§ Data excerpts:

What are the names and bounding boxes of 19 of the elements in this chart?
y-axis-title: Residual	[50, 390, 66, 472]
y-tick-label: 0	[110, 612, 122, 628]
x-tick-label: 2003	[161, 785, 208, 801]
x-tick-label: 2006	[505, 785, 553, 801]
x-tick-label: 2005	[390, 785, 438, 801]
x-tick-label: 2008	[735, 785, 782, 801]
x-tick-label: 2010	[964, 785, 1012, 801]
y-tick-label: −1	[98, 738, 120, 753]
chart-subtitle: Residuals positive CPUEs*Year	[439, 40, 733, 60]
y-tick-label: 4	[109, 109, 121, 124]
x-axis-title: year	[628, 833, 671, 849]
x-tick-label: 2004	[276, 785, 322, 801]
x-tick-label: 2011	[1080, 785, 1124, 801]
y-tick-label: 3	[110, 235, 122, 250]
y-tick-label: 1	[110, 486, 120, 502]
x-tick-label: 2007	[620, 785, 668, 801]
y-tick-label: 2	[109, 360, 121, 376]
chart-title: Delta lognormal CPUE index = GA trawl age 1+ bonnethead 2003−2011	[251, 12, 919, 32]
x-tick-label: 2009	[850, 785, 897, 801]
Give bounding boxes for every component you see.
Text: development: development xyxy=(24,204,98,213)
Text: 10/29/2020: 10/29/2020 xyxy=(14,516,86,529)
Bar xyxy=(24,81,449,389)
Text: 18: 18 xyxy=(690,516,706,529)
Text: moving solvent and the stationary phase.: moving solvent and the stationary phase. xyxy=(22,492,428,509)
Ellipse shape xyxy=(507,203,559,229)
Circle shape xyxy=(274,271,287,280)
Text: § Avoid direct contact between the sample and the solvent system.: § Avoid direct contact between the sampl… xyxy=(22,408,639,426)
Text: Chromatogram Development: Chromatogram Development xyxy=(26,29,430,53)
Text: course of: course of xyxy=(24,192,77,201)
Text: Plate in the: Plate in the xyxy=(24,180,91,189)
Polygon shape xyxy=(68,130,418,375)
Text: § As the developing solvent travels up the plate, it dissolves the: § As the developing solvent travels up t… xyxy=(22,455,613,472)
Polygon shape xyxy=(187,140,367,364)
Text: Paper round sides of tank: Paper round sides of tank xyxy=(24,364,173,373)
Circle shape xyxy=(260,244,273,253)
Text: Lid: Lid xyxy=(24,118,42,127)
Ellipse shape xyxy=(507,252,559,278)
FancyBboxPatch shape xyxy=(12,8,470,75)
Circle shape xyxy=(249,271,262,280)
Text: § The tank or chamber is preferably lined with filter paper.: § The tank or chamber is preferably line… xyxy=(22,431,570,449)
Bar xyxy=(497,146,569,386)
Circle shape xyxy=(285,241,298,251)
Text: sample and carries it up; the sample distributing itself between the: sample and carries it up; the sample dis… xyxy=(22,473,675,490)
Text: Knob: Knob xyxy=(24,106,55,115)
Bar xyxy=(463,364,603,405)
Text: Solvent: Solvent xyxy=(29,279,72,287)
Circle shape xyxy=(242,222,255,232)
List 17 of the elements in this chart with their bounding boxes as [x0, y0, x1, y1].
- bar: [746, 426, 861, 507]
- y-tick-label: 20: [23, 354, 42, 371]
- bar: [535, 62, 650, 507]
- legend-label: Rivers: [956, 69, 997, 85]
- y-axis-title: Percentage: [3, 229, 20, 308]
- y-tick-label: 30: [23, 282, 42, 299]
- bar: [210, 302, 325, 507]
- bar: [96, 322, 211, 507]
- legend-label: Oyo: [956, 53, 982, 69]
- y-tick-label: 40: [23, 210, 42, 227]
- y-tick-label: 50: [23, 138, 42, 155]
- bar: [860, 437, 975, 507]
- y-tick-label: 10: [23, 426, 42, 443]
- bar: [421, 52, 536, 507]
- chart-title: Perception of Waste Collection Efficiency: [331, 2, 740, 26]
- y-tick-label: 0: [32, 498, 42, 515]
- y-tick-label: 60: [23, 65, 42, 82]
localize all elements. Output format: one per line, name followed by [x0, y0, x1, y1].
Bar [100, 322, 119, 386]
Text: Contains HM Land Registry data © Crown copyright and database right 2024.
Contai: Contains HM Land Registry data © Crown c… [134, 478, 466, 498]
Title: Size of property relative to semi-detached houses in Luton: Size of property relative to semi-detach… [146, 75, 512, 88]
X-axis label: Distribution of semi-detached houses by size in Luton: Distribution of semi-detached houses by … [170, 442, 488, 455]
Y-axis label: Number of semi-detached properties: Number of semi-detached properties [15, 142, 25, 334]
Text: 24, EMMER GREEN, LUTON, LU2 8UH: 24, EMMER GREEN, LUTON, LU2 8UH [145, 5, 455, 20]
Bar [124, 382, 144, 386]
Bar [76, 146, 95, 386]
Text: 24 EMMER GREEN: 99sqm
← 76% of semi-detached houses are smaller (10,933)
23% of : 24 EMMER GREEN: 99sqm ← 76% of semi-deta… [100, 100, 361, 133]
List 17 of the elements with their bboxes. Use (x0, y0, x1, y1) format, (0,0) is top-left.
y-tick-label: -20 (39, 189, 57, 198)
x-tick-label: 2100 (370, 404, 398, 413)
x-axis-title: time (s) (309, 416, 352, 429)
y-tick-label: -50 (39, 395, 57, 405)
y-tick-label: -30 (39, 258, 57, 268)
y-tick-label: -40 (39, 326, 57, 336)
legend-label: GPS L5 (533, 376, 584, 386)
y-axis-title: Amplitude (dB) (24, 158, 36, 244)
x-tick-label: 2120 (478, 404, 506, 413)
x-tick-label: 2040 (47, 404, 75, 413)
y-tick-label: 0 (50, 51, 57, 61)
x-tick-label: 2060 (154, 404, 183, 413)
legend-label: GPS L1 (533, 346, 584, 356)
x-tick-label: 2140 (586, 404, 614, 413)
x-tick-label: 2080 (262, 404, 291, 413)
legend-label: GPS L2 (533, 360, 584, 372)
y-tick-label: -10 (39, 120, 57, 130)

§ Exercise aim: Reproduce the rows from the first line through the line containing "360, 121, 376]", substituting "x-axis-tick" for each "x-tick-label" and keeping everything else the same.

§ Solved problem:
What are the names and bounding boxes of 19 of the elements in this chart?
y-axis-title: Residual	[50, 390, 66, 472]
y-tick-label: 0	[110, 612, 122, 628]
x-axis-tick: 2003	[161, 785, 208, 801]
x-axis-tick: 2006	[505, 785, 553, 801]
x-axis-tick: 2005	[390, 785, 438, 801]
x-axis-tick: 2008	[735, 785, 782, 801]
x-axis-tick: 2010	[964, 785, 1012, 801]
y-tick-label: −1	[98, 738, 120, 753]
chart-subtitle: Residuals positive CPUEs*Year	[439, 40, 733, 60]
y-tick-label: 4	[109, 109, 121, 124]
x-axis-title: year	[628, 833, 671, 849]
x-axis-tick: 2004	[276, 785, 322, 801]
x-axis-tick: 2011	[1080, 785, 1124, 801]
y-tick-label: 3	[110, 235, 122, 250]
y-tick-label: 1	[110, 486, 120, 502]
x-axis-tick: 2007	[620, 785, 668, 801]
y-tick-label: 2	[109, 360, 121, 376]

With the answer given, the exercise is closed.